■ **What you should do**
Please quote every line word for word.

■ **Data entries**
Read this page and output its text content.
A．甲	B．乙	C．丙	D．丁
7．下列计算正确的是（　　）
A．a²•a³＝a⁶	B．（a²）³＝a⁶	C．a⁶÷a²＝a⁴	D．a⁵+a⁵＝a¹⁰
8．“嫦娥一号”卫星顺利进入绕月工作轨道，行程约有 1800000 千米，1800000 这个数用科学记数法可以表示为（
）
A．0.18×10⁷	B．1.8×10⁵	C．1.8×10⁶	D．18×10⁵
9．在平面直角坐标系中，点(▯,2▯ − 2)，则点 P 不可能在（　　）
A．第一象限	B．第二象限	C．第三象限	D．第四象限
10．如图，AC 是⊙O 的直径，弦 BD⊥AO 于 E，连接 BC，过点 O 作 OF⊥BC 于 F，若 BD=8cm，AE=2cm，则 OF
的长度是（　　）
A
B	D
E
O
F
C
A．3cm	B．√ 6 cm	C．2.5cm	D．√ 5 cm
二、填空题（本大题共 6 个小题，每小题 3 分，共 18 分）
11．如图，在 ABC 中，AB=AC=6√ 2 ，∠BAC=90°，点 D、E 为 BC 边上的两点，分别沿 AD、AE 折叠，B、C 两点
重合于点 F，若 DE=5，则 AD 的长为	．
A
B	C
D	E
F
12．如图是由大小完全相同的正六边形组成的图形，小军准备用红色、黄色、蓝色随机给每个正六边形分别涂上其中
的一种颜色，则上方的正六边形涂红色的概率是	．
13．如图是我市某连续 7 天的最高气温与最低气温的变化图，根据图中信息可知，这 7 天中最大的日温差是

■ **Exercise answer**
Read this page and output its text content.
A．甲	B．乙	C．丙	D．丁
7．下列计算正确的是（　　）
A．a²•a³＝a⁶	B．（a²）³＝a⁶	C．a⁶÷a²＝a⁴	D．a⁵+a⁵＝a¹⁰
8．“嫦娥一号”卫星顺利进入绕月工作轨道，行程约有 1800000 千米，1800000 这个数用科学记数法可以表示为（
）
A．0.18×10⁷	B．1.8×10⁵	C．1.8×10⁶	D．18×10⁵
9．在平面直角坐标系中，点(▯,2▯ − 2)，则点 P 不可能在（　　）
A．第一象限	B．第二象限	C．第三象限	D．第四象限
10．如图，AC 是⊙O 的直径，弦 BD⊥AO 于 E，连接 BC，过点 O 作 OF⊥BC 于 F，若 BD=8cm，AE=2cm，则 OF
的长度是（　　）
A
B	D
E
O
F
C
A．3cm	B．√ 6 cm	C．2.5cm	D．√ 5 cm
二、填空题（本大题共 6 个小题，每小题 3 分，共 18 分）
11．如图，在 ABC 中，AB=AC=6√ 2 ，∠BAC=90°，点 D、E 为 BC 边上的两点，分别沿 AD、AE 折叠，B、C 两点
重合于点 F，若 DE=5，则 AD 的长为	．
A
B	C
D	E
F
12．如图是由大小完全相同的正六边形组成的图形，小军准备用红色、黄色、蓝色随机给每个正六边形分别涂上其中
的一种颜色，则上方的正六边形涂红色的概率是	．
13．如图是我市某连续 7 天的最高气温与最低气温的变化图，根据图中信息可知，这 7 天中最大的日温差是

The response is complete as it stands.